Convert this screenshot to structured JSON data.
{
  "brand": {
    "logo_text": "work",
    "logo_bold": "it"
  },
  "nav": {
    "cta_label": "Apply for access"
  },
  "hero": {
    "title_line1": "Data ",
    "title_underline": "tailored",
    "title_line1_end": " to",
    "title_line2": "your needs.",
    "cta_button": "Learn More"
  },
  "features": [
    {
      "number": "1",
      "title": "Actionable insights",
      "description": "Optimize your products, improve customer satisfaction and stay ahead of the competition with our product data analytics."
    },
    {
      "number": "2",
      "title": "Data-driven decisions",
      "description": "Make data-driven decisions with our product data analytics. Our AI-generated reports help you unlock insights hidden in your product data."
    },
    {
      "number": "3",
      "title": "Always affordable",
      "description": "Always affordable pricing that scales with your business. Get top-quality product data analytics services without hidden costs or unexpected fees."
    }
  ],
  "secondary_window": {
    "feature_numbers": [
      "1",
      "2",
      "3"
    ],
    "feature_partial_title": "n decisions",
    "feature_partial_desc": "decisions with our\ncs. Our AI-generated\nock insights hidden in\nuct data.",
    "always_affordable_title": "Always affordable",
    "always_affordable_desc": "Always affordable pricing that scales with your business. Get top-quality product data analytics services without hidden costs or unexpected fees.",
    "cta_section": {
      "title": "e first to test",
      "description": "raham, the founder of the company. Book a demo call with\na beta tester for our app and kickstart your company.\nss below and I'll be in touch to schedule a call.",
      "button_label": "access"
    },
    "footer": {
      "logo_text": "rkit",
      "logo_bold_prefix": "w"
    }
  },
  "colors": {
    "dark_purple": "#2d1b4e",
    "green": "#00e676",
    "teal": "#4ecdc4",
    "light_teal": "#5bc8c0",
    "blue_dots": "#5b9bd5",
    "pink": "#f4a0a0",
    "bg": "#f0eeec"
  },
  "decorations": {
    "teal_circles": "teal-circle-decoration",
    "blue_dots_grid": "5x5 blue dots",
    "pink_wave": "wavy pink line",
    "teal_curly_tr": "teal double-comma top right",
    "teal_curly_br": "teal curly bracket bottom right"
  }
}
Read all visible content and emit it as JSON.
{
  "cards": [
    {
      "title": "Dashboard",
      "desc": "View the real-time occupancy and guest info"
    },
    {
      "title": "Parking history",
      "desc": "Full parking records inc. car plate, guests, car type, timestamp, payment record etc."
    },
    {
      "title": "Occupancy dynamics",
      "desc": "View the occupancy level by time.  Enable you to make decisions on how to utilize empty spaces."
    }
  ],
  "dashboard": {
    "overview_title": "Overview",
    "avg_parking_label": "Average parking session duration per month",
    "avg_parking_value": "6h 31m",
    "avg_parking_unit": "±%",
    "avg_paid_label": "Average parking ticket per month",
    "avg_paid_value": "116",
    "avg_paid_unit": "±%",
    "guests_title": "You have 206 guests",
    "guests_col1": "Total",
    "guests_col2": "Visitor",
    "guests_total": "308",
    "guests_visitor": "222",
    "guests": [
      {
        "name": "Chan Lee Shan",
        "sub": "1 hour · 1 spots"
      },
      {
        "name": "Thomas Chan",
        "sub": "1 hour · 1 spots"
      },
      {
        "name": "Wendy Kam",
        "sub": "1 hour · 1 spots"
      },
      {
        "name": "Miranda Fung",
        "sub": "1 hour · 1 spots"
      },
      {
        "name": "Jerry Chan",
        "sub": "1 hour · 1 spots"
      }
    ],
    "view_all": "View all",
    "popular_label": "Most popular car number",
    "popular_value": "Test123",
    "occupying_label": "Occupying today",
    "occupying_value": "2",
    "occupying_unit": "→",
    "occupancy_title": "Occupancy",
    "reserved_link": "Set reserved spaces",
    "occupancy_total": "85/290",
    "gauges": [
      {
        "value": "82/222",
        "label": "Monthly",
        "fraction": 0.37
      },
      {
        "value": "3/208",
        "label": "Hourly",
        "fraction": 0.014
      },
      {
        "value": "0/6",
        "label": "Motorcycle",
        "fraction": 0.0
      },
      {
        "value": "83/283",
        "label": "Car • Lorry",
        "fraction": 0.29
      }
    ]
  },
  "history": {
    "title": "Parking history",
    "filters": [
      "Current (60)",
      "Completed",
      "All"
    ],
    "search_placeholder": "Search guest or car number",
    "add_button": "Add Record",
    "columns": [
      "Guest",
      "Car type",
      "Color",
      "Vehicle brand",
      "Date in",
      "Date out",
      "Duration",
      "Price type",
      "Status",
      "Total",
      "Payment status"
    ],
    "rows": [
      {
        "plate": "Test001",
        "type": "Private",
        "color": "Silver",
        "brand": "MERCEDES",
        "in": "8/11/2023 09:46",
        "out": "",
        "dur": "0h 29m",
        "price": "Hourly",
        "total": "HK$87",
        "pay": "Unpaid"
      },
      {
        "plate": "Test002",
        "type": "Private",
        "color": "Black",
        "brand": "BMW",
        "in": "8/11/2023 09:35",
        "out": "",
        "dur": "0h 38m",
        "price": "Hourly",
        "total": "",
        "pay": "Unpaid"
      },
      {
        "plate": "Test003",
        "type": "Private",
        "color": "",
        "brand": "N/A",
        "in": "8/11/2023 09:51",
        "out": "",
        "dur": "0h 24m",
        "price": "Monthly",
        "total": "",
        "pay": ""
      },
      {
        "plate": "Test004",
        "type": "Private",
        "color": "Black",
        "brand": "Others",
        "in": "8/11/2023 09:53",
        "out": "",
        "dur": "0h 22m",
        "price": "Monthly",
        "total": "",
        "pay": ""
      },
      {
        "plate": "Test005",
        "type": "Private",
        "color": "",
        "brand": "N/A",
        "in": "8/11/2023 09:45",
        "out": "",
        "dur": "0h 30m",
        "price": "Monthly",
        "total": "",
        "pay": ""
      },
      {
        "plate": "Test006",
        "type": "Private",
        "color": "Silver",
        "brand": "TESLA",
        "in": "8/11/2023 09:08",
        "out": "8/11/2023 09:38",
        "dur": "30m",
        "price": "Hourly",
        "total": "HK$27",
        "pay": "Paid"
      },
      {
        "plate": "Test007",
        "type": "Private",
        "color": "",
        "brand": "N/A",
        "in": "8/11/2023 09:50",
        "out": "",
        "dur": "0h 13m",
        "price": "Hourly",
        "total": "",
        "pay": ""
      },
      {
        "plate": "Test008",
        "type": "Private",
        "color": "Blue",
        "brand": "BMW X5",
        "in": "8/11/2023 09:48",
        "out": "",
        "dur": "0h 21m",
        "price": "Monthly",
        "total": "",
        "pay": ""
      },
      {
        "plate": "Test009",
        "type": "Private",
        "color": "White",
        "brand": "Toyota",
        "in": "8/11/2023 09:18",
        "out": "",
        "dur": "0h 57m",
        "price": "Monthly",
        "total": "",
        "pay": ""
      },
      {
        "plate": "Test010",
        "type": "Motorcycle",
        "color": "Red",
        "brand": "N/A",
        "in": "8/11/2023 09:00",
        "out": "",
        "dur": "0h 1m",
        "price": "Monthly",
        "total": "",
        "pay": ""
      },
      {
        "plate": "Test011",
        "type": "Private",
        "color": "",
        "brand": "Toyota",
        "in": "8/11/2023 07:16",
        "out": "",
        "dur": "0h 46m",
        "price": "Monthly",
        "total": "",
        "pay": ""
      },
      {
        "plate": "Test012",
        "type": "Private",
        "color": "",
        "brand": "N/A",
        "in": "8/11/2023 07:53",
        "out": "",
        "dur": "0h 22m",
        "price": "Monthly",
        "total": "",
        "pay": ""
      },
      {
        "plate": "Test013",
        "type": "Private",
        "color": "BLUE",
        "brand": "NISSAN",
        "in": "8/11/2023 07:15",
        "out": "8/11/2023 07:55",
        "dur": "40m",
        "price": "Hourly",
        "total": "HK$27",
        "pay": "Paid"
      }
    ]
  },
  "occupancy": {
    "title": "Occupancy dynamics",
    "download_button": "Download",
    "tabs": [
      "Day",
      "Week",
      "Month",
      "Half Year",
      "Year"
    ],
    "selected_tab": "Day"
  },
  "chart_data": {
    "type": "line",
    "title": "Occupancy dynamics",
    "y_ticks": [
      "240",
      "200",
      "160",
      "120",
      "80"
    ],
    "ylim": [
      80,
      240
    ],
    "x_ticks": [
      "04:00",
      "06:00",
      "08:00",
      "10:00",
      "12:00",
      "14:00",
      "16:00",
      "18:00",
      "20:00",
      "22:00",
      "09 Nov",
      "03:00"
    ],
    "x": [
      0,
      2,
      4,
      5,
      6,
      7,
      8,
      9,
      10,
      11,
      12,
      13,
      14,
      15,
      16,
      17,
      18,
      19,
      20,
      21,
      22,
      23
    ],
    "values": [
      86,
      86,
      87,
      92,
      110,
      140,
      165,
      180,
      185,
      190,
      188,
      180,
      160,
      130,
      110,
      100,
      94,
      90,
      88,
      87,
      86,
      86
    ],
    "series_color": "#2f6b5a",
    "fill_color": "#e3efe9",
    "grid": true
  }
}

» **What the task requires**:
Pick out the lines above containing the word "quality", then copy them.

» **Written reply**:
      "description": "Always affordable pricing that scales with your business. Get top-quality product data analytics services without hidden costs or unexpected fees."
    "always_affordable_desc": "Always affordable pricing that scales with your business. Get top-quality product data analytics services without hidden costs or unexpected fees.",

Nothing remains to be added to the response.